▶ _THE TASK_: Output the material below in its entirety, exactly as given.

▶ _RECORDS FOR THIS TASK_:
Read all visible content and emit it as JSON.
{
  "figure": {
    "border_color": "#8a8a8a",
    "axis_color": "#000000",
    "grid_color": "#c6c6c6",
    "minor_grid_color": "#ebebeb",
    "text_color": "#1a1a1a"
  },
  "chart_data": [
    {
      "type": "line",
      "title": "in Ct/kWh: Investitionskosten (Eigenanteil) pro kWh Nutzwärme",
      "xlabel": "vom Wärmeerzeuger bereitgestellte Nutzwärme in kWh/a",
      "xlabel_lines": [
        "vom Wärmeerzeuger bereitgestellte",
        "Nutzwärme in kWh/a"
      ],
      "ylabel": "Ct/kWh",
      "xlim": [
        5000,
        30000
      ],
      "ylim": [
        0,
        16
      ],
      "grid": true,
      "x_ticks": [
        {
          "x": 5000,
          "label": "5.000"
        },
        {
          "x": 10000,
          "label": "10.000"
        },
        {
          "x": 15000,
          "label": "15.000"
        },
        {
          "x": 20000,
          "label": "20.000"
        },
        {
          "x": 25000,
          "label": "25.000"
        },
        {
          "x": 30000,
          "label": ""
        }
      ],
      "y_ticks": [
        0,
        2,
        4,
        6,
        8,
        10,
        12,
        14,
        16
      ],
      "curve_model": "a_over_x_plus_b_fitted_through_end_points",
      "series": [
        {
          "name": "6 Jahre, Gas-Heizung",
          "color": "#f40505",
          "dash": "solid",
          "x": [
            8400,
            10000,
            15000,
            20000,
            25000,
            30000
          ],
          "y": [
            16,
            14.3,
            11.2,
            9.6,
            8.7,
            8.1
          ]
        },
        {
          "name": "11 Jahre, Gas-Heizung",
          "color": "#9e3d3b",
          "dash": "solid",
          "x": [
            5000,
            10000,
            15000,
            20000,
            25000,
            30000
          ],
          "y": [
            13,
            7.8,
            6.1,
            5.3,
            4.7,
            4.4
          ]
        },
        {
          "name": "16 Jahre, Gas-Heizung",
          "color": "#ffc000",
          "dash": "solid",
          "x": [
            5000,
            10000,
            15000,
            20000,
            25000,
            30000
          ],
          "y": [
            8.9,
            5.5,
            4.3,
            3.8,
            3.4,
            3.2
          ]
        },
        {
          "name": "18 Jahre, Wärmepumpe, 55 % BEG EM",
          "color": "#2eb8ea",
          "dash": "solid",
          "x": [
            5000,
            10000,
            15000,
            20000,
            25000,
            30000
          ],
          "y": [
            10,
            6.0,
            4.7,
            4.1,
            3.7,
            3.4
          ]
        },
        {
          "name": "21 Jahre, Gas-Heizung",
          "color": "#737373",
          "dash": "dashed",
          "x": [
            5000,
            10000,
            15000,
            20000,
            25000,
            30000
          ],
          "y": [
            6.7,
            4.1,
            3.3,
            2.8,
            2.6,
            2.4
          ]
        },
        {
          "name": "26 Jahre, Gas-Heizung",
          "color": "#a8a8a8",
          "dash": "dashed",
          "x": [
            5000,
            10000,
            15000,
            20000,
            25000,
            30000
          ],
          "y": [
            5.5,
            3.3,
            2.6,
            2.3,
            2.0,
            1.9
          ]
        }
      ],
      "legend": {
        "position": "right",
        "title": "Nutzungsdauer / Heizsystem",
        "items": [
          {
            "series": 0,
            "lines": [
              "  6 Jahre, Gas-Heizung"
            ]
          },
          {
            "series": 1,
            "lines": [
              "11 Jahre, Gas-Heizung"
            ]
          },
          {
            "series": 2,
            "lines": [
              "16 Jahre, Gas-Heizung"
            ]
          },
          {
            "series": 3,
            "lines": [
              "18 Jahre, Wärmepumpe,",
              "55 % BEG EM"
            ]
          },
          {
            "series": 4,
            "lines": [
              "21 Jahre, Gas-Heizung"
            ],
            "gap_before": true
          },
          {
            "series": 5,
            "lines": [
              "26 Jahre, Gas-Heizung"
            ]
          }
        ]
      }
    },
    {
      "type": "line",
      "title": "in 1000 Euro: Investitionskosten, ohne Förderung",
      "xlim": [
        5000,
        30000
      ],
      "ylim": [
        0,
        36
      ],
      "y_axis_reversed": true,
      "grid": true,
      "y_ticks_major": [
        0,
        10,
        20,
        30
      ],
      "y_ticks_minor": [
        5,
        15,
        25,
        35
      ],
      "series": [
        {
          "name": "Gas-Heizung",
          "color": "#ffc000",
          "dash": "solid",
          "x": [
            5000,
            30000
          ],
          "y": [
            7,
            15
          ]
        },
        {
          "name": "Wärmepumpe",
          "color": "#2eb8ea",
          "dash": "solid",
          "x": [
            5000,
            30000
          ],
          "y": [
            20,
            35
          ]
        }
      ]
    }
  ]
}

▶ _EXERCISE ANSWER_:
Read all visible content and emit it as JSON.
{
  "figure": {
    "border_color": "#8a8a8a",
    "axis_color": "#000000",
    "grid_color": "#c6c6c6",
    "minor_grid_color": "#ebebeb",
    "text_color": "#1a1a1a"
  },
  "chart_data": [
    {
      "type": "line",
      "title": "in Ct/kWh: Investitionskosten (Eigenanteil) pro kWh Nutzwärme",
      "xlabel": "vom Wärmeerzeuger bereitgestellte Nutzwärme in kWh/a",
      "xlabel_lines": [
        "vom Wärmeerzeuger bereitgestellte",
        "Nutzwärme in kWh/a"
      ],
      "ylabel": "Ct/kWh",
      "xlim": [
        5000,
        30000
      ],
      "ylim": [
        0,
        16
      ],
      "grid": true,
      "x_ticks": [
        {
          "x": 5000,
          "label": "5.000"
        },
        {
          "x": 10000,
          "label": "10.000"
        },
        {
          "x": 15000,
          "label": "15.000"
        },
        {
          "x": 20000,
          "label": "20.000"
        },
        {
          "x": 25000,
          "label": "25.000"
        },
        {
          "x": 30000,
          "label": ""
        }
      ],
      "y_ticks": [
        0,
        2,
        4,
        6,
        8,
        10,
        12,
        14,
        16
      ],
      "curve_model": "a_over_x_plus_b_fitted_through_end_points",
      "series": [
        {
          "name": "6 Jahre, Gas-Heizung",
          "color": "#f40505",
          "dash": "solid",
          "x": [
            8400,
            10000,
            15000,
            20000,
            25000,
            30000
          ],
          "y": [
            16,
            14.3,
            11.2,
            9.6,
            8.7,
            8.1
          ]
        },
        {
          "name": "11 Jahre, Gas-Heizung",
          "color": "#9e3d3b",
          "dash": "solid",
          "x": [
            5000,
            10000,
            15000,
            20000,
            25000,
            30000
          ],
          "y": [
            13,
            7.8,
            6.1,
            5.3,
            4.7,
            4.4
          ]
        },
        {
          "name": "16 Jahre, Gas-Heizung",
          "color": "#ffc000",
          "dash": "solid",
          "x": [
            5000,
            10000,
            15000,
            20000,
            25000,
            30000
          ],
          "y": [
            8.9,
            5.5,
            4.3,
            3.8,
            3.4,
            3.2
          ]
        },
        {
          "name": "18 Jahre, Wärmepumpe, 55 % BEG EM",
          "color": "#2eb8ea",
          "dash": "solid",
          "x": [
            5000,
            10000,
            15000,
            20000,
            25000,
            30000
          ],
          "y": [
            10,
            6.0,
            4.7,
            4.1,
            3.7,
            3.4
          ]
        },
        {
          "name": "21 Jahre, Gas-Heizung",
          "color": "#737373",
          "dash": "dashed",
          "x": [
            5000,
            10000,
            15000,
            20000,
            25000,
            30000
          ],
          "y": [
            6.7,
            4.1,
            3.3,
            2.8,
            2.6,
            2.4
          ]
        },
        {
          "name": "26 Jahre, Gas-Heizung",
          "color": "#a8a8a8",
          "dash": "dashed",
          "x": [
            5000,
            10000,
            15000,
            20000,
            25000,
            30000
          ],
          "y": [
            5.5,
            3.3,
            2.6,
            2.3,
            2.0,
            1.9
          ]
        }
      ],
      "legend": {
        "position": "right",
        "title": "Nutzungsdauer / Heizsystem",
        "items": [
          {
            "series": 0,
            "lines": [
              "  6 Jahre, Gas-Heizung"
            ]
          },
          {
            "series": 1,
            "lines": [
              "11 Jahre, Gas-Heizung"
            ]
          },
          {
            "series": 2,
            "lines": [
              "16 Jahre, Gas-Heizung"
            ]
          },
          {
            "series": 3,
            "lines": [
              "18 Jahre, Wärmepumpe,",
              "55 % BEG EM"
            ]
          },
          {
            "series": 4,
            "lines": [
              "21 Jahre, Gas-Heizung"
            ],
            "gap_before": true
          },
          {
            "series": 5,
            "lines": [
              "26 Jahre, Gas-Heizung"
            ]
          }
        ]
      }
    },
    {
      "type": "line",
      "title": "in 1000 Euro: Investitionskosten, ohne Förderung",
      "xlim": [
        5000,
        30000
      ],
      "ylim": [
        0,
        36
      ],
      "y_axis_reversed": true,
      "grid": true,
      "y_ticks_major": [
        0,
        10,
        20,
        30
      ],
      "y_ticks_minor": [
        5,
        15,
        25,
        35
      ],
      "series": [
        {
          "name": "Gas-Heizung",
          "color": "#ffc000",
          "dash": "solid",
          "x": [
            5000,
            30000
          ],
          "y": [
            7,
            15
          ]
        },
        {
          "name": "Wärmepumpe",
          "color": "#2eb8ea",
          "dash": "solid",
          "x": [
            5000,
            30000
          ],
          "y": [
            20,
            35
          ]
        }
      ]
    }
  ]
}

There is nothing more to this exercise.